### LISTED RECORDS
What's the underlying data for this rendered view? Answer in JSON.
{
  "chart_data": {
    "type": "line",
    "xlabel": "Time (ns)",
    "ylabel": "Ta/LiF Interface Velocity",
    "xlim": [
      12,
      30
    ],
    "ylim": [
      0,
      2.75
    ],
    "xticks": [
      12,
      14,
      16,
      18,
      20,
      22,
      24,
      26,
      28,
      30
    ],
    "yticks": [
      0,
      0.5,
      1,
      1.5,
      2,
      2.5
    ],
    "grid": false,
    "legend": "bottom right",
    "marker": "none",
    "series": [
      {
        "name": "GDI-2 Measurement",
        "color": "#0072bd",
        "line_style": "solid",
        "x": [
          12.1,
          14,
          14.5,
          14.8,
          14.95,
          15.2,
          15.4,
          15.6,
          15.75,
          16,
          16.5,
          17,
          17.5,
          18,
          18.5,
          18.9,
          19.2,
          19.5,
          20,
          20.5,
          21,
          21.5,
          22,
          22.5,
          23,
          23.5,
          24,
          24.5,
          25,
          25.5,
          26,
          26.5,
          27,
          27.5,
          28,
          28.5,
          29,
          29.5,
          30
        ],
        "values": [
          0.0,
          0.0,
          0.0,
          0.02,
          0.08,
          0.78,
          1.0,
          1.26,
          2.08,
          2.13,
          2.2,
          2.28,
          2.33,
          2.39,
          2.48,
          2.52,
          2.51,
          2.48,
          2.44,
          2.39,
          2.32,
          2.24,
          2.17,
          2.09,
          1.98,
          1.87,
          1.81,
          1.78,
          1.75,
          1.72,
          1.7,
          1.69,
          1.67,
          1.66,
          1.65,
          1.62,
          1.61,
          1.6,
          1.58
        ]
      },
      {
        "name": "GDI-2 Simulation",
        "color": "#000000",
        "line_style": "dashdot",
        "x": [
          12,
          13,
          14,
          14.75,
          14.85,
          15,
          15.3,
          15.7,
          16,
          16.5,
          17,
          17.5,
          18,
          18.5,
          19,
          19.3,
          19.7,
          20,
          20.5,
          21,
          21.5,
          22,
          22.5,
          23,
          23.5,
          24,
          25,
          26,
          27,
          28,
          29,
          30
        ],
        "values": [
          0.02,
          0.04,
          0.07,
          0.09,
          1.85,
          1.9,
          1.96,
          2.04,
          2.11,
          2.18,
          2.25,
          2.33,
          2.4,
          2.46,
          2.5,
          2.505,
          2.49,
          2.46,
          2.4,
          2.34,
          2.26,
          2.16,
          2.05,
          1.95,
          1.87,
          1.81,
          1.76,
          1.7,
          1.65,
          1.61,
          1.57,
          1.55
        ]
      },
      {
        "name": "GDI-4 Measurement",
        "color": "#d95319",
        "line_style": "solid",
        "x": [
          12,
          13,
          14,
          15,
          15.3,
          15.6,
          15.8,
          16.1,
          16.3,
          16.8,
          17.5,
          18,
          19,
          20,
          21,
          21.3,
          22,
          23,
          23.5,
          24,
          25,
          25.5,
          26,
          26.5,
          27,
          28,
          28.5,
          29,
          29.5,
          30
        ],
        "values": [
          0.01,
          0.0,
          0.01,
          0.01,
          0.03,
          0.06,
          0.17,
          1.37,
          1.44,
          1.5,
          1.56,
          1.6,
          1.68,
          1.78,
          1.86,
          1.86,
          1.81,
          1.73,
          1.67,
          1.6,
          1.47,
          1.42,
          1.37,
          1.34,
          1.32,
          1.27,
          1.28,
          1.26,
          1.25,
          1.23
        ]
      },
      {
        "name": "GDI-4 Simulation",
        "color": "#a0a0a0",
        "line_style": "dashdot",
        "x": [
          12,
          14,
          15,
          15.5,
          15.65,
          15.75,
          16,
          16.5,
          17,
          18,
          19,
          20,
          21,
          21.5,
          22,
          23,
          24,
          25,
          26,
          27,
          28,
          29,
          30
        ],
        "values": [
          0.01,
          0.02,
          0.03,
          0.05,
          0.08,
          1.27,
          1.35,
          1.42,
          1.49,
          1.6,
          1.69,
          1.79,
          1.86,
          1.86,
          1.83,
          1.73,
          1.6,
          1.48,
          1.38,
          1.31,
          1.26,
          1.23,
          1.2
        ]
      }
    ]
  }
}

### STATED GOAL
Return each entry from above without altering a single character.

### RESPONSE
What's the underlying data for this rendered view? Answer in JSON.
{
  "chart_data": {
    "type": "line",
    "xlabel": "Time (ns)",
    "ylabel": "Ta/LiF Interface Velocity",
    "xlim": [
      12,
      30
    ],
    "ylim": [
      0,
      2.75
    ],
    "xticks": [
      12,
      14,
      16,
      18,
      20,
      22,
      24,
      26,
      28,
      30
    ],
    "yticks": [
      0,
      0.5,
      1,
      1.5,
      2,
      2.5
    ],
    "grid": false,
    "legend": "bottom right",
    "marker": "none",
    "series": [
      {
        "name": "GDI-2 Measurement",
        "color": "#0072bd",
        "line_style": "solid",
        "x": [
          12.1,
          14,
          14.5,
          14.8,
          14.95,
          15.2,
          15.4,
          15.6,
          15.75,
          16,
          16.5,
          17,
          17.5,
          18,
          18.5,
          18.9,
          19.2,
          19.5,
          20,
          20.5,
          21,
          21.5,
          22,
          22.5,
          23,
          23.5,
          24,
          24.5,
          25,
          25.5,
          26,
          26.5,
          27,
          27.5,
          28,
          28.5,
          29,
          29.5,
          30
        ],
        "values": [
          0.0,
          0.0,
          0.0,
          0.02,
          0.08,
          0.78,
          1.0,
          1.26,
          2.08,
          2.13,
          2.2,
          2.28,
          2.33,
          2.39,
          2.48,
          2.52,
          2.51,
          2.48,
          2.44,
          2.39,
          2.32,
          2.24,
          2.17,
          2.09,
          1.98,
          1.87,
          1.81,
          1.78,
          1.75,
          1.72,
          1.7,
          1.69,
          1.67,
          1.66,
          1.65,
          1.62,
          1.61,
          1.6,
          1.58
        ]
      },
      {
        "name": "GDI-2 Simulation",
        "color": "#000000",
        "line_style": "dashdot",
        "x": [
          12,
          13,
          14,
          14.75,
          14.85,
          15,
          15.3,
          15.7,
          16,
          16.5,
          17,
          17.5,
          18,
          18.5,
          19,
          19.3,
          19.7,
          20,
          20.5,
          21,
          21.5,
          22,
          22.5,
          23,
          23.5,
          24,
          25,
          26,
          27,
          28,
          29,
          30
        ],
        "values": [
          0.02,
          0.04,
          0.07,
          0.09,
          1.85,
          1.9,
          1.96,
          2.04,
          2.11,
          2.18,
          2.25,
          2.33,
          2.4,
          2.46,
          2.5,
          2.505,
          2.49,
          2.46,
          2.4,
          2.34,
          2.26,
          2.16,
          2.05,
          1.95,
          1.87,
          1.81,
          1.76,
          1.7,
          1.65,
          1.61,
          1.57,
          1.55
        ]
      },
      {
        "name": "GDI-4 Measurement",
        "color": "#d95319",
        "line_style": "solid",
        "x": [
          12,
          13,
          14,
          15,
          15.3,
          15.6,
          15.8,
          16.1,
          16.3,
          16.8,
          17.5,
          18,
          19,
          20,
          21,
          21.3,
          22,
          23,
          23.5,
          24,
          25,
          25.5,
          26,
          26.5,
          27,
          28,
          28.5,
          29,
          29.5,
          30
        ],
        "values": [
          0.01,
          0.0,
          0.01,
          0.01,
          0.03,
          0.06,
          0.17,
          1.37,
          1.44,
          1.5,
          1.56,
          1.6,
          1.68,
          1.78,
          1.86,
          1.86,
          1.81,
          1.73,
          1.67,
          1.6,
          1.47,
          1.42,
          1.37,
          1.34,
          1.32,
          1.27,
          1.28,
          1.26,
          1.25,
          1.23
        ]
      },
      {
        "name": "GDI-4 Simulation",
        "color": "#a0a0a0",
        "line_style": "dashdot",
        "x": [
          12,
          14,
          15,
          15.5,
          15.65,
          15.75,
          16,
          16.5,
          17,
          18,
          19,
          20,
          21,
          21.5,
          22,
          23,
          24,
          25,
          26,
          27,
          28,
          29,
          30
        ],
        "values": [
          0.01,
          0.02,
          0.03,
          0.05,
          0.08,
          1.27,
          1.35,
          1.42,
          1.49,
          1.6,
          1.69,
          1.79,
          1.86,
          1.86,
          1.83,
          1.73,
          1.6,
          1.48,
          1.38,
          1.31,
          1.26,
          1.23,
          1.2
        ]
      }
    ]
  }
}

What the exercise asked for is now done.